### Description of the task
Identify the lines that contain the string "Velocity", then copy each of them.
------------------------------------------------
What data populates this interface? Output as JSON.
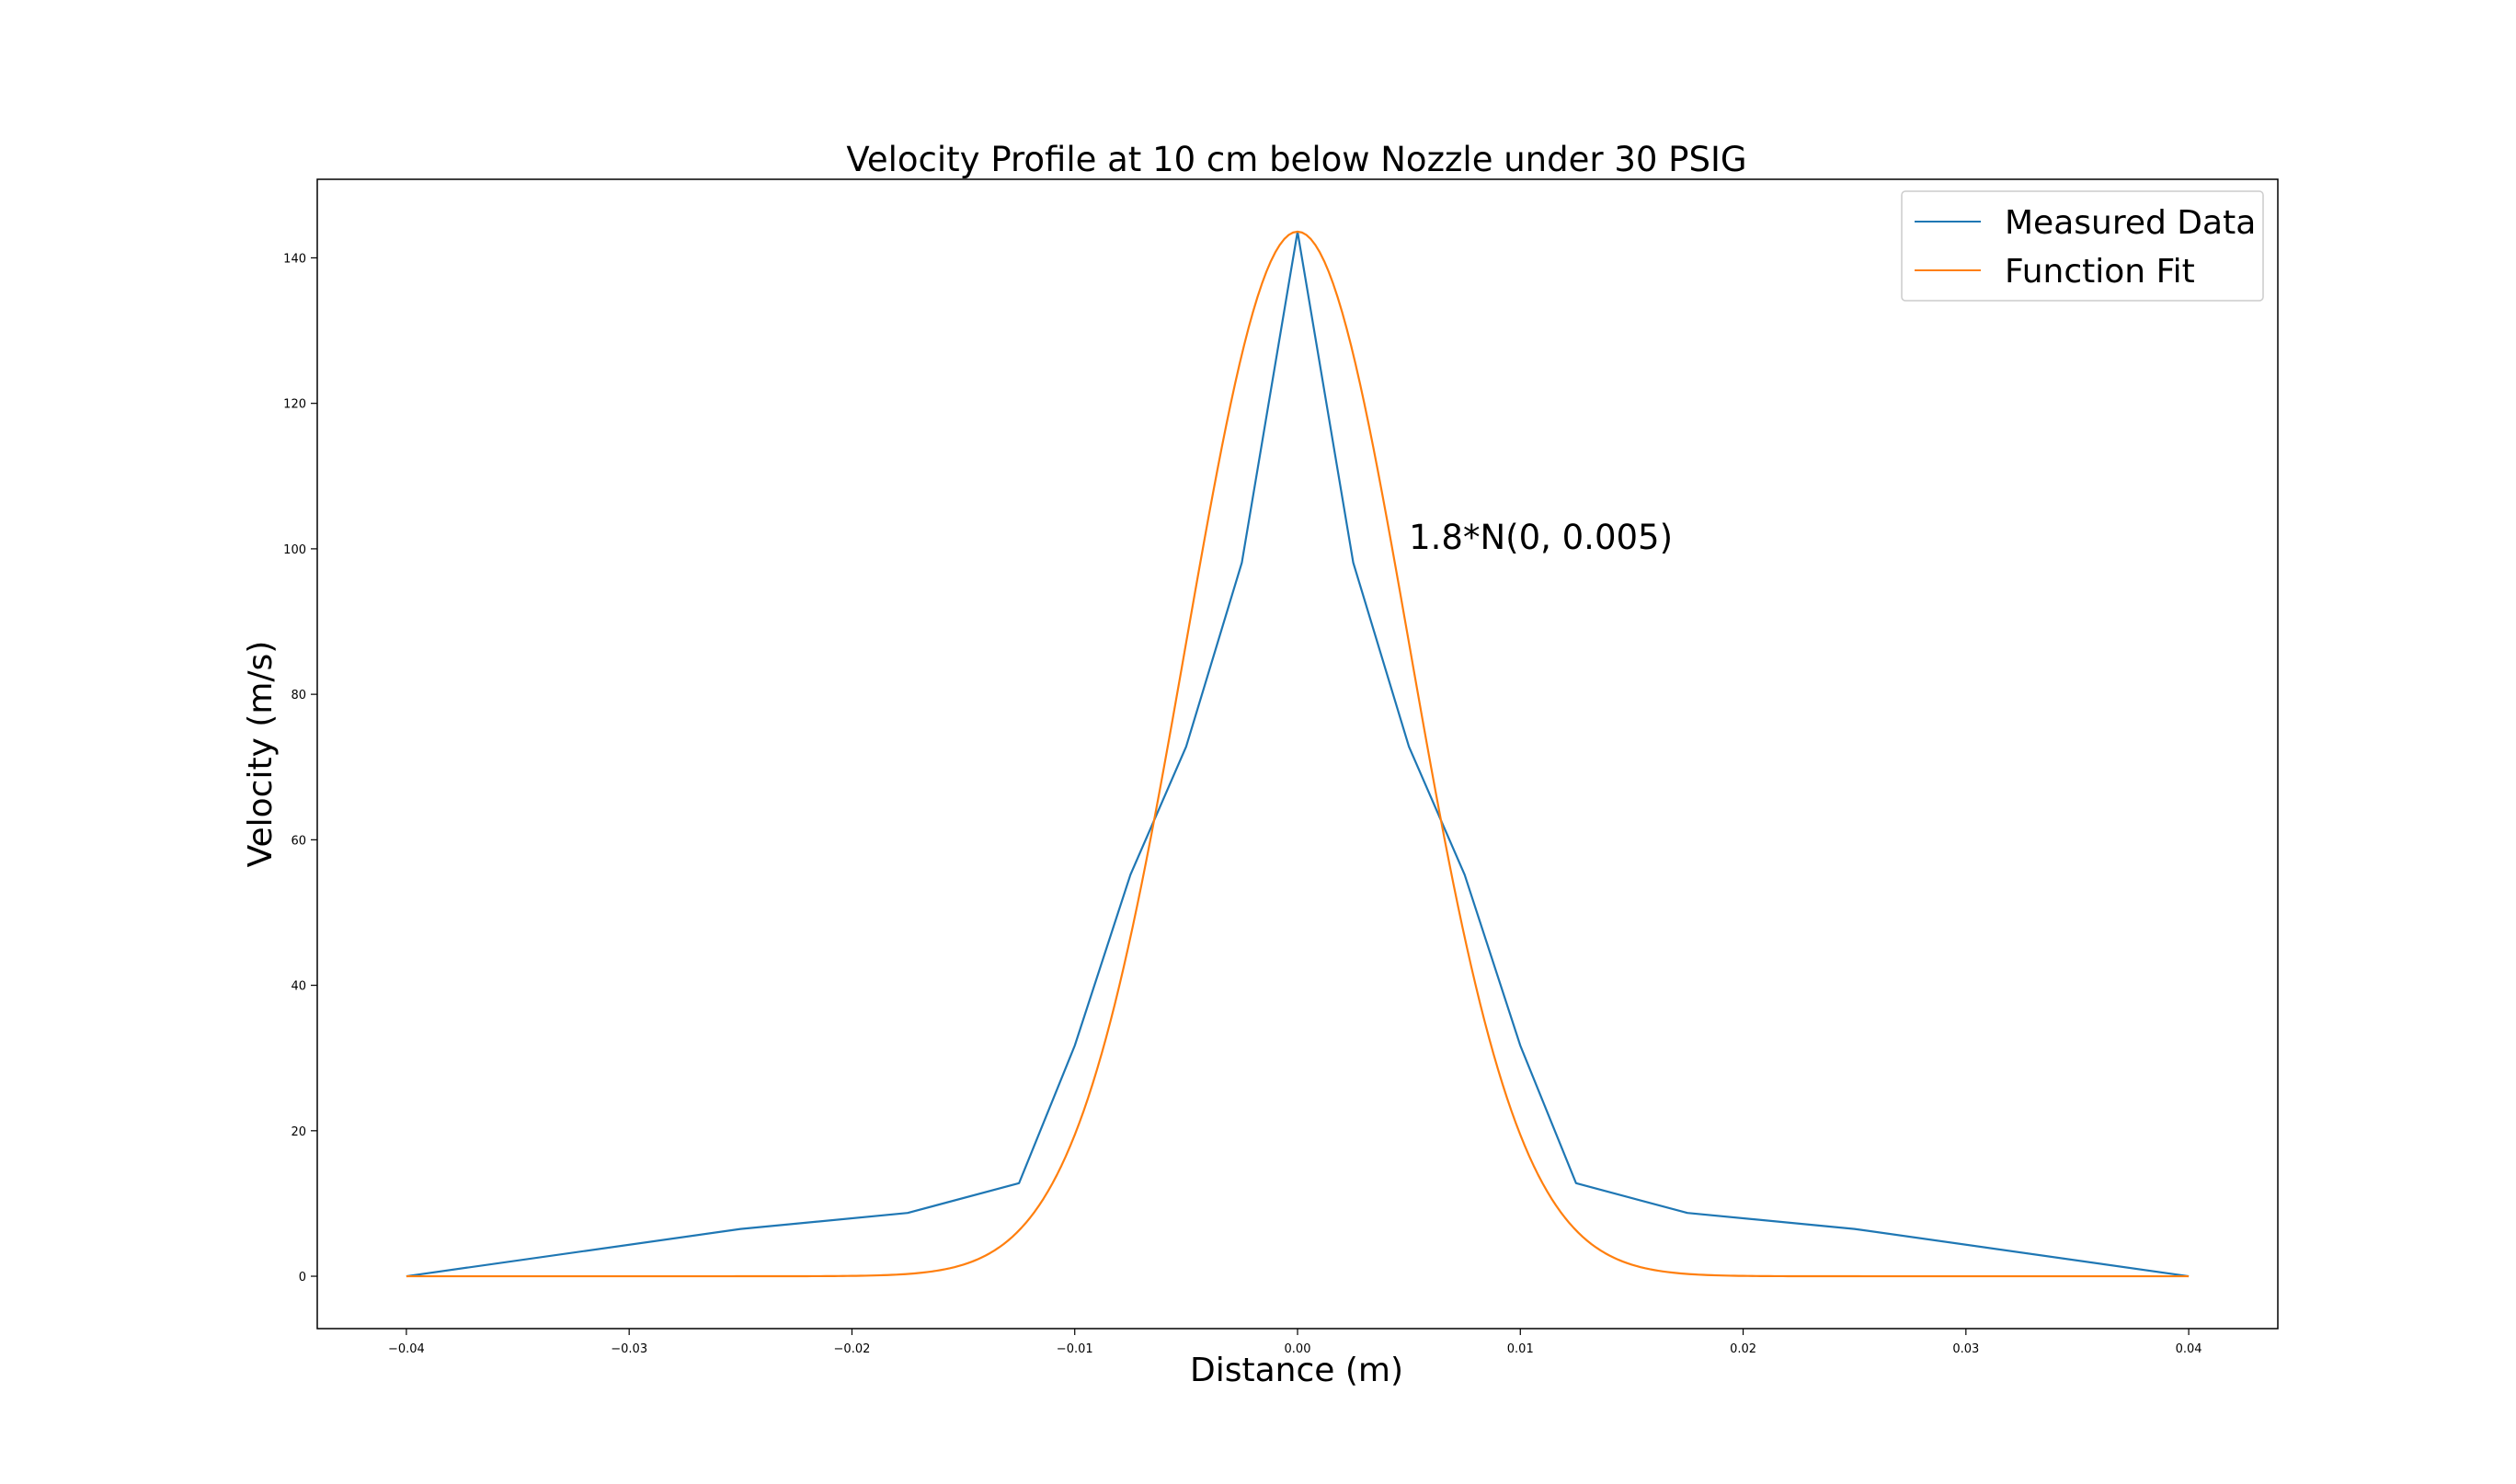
{
  "chart_data": {
    "type": "line",
    "title": "Velocity Profile at 10 cm below Nozzle under 30 PSIG",
    "xlabel": "Distance (m)",
    "ylabel": "Velocity (m/s)",
    "xlim": [
      -0.044,
      0.044
    ],
    "ylim": [
      -7.2,
      150.8
    ],
    "xticks": [
      -0.04,
      -0.03,
      -0.02,
      -0.01,
      0.0,
      0.01,
      0.02,
      0.03,
      0.04
    ],
    "xtick_labels": [
      "−0.04",
      "−0.03",
      "−0.02",
      "−0.01",
      "0.00",
      "0.01",
      "0.02",
      "0.03",
      "0.04"
    ],
    "yticks": [
      0,
      20,
      40,
      60,
      80,
      100,
      120,
      140
    ],
    "ytick_labels": [
      "0",
      "20",
      "40",
      "60",
      "80",
      "100",
      "120",
      "140"
    ],
    "grid": false,
    "legend_position": "top-right",
    "annotation": {
      "text": "1.8*N(0, 0.005)",
      "x": 0.005,
      "y": 100
    },
    "series": [
      {
        "name": "Measured Data",
        "color": "#1f77b4",
        "x": [
          -0.04,
          -0.025,
          -0.0175,
          -0.0125,
          -0.01,
          -0.0075,
          -0.005,
          -0.0025,
          0.0,
          0.0025,
          0.005,
          0.0075,
          0.01,
          0.0125,
          0.0175,
          0.025,
          0.04
        ],
        "y": [
          0,
          6.5,
          8.7,
          12.8,
          31.7,
          55.2,
          72.8,
          98.1,
          143.6,
          98.1,
          72.8,
          55.2,
          31.7,
          12.8,
          8.7,
          6.5,
          0
        ]
      },
      {
        "name": "Function Fit",
        "color": "#ff7f0e",
        "function": "gaussian",
        "amplitude": 1.8,
        "mean": 0.0,
        "sigma": 0.005,
        "peak": 143.6,
        "x_range": [
          -0.04,
          0.04
        ]
      }
    ]
  }
}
------------------------------------------------
### Exercise solution
    "title": "Velocity Profile at 10 cm below Nozzle under 30 PSIG",
    "ylabel": "Velocity (m/s)",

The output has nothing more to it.